- **Written task**
Repeat the records below exactly, leaving out every picture.

Data items:
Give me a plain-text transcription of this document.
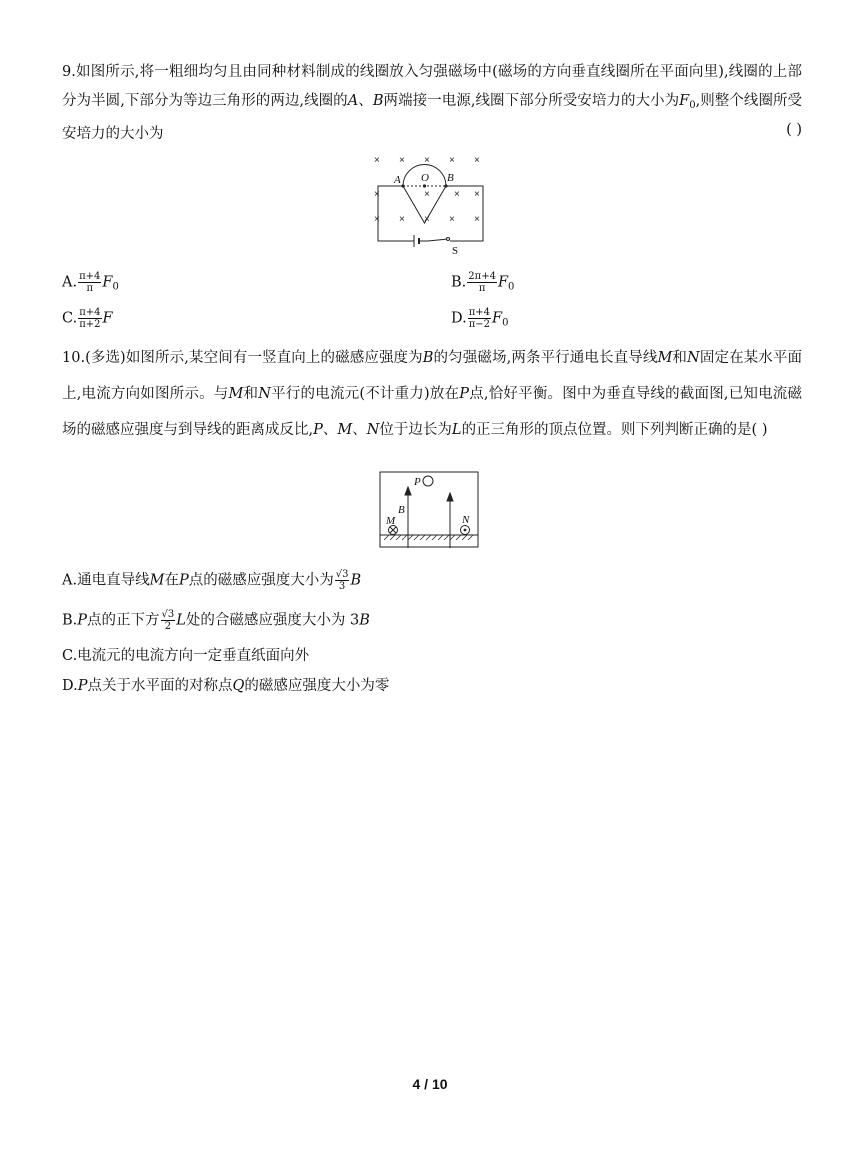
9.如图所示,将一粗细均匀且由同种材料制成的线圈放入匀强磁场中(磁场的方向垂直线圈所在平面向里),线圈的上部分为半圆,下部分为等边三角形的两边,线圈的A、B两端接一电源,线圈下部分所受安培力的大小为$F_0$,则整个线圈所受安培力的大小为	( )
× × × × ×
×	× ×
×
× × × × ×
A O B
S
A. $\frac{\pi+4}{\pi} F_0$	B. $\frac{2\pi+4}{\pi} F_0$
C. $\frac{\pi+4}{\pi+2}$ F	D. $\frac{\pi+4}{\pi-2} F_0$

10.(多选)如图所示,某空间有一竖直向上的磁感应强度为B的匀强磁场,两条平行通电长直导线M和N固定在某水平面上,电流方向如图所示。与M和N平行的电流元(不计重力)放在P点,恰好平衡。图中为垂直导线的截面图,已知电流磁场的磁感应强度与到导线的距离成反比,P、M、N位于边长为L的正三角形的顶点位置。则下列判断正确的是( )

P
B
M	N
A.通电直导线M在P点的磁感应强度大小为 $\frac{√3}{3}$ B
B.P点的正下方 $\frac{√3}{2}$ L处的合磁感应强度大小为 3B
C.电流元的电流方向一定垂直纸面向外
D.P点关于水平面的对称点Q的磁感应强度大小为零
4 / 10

- **Exercise solution**
Give me a plain-text transcription of this document.
9.如图所示,将一粗细均匀且由同种材料制成的线圈放入匀强磁场中(磁场的方向垂直线圈所在平面向里),线圈的上部分为半圆,下部分为等边三角形的两边,线圈的A、B两端接一电源,线圈下部分所受安培力的大小为$F_0$,则整个线圈所受安培力的大小为	( )
× × × × ×
×	× ×
×
× × × × ×
A O B
S
A. $\frac{\pi+4}{\pi} F_0$	B. $\frac{2\pi+4}{\pi} F_0$
C. $\frac{\pi+4}{\pi+2}$ F	D. $\frac{\pi+4}{\pi-2} F_0$

10.(多选)如图所示,某空间有一竖直向上的磁感应强度为B的匀强磁场,两条平行通电长直导线M和N固定在某水平面上,电流方向如图所示。与M和N平行的电流元(不计重力)放在P点,恰好平衡。图中为垂直导线的截面图,已知电流磁场的磁感应强度与到导线的距离成反比,P、M、N位于边长为L的正三角形的顶点位置。则下列判断正确的是( )

P
B
M	N
A.通电直导线M在P点的磁感应强度大小为 $\frac{√3}{3}$ B
B.P点的正下方 $\frac{√3}{2}$ L处的合磁感应强度大小为 3B
C.电流元的电流方向一定垂直纸面向外
D.P点关于水平面的对称点Q的磁感应强度大小为零
4 / 10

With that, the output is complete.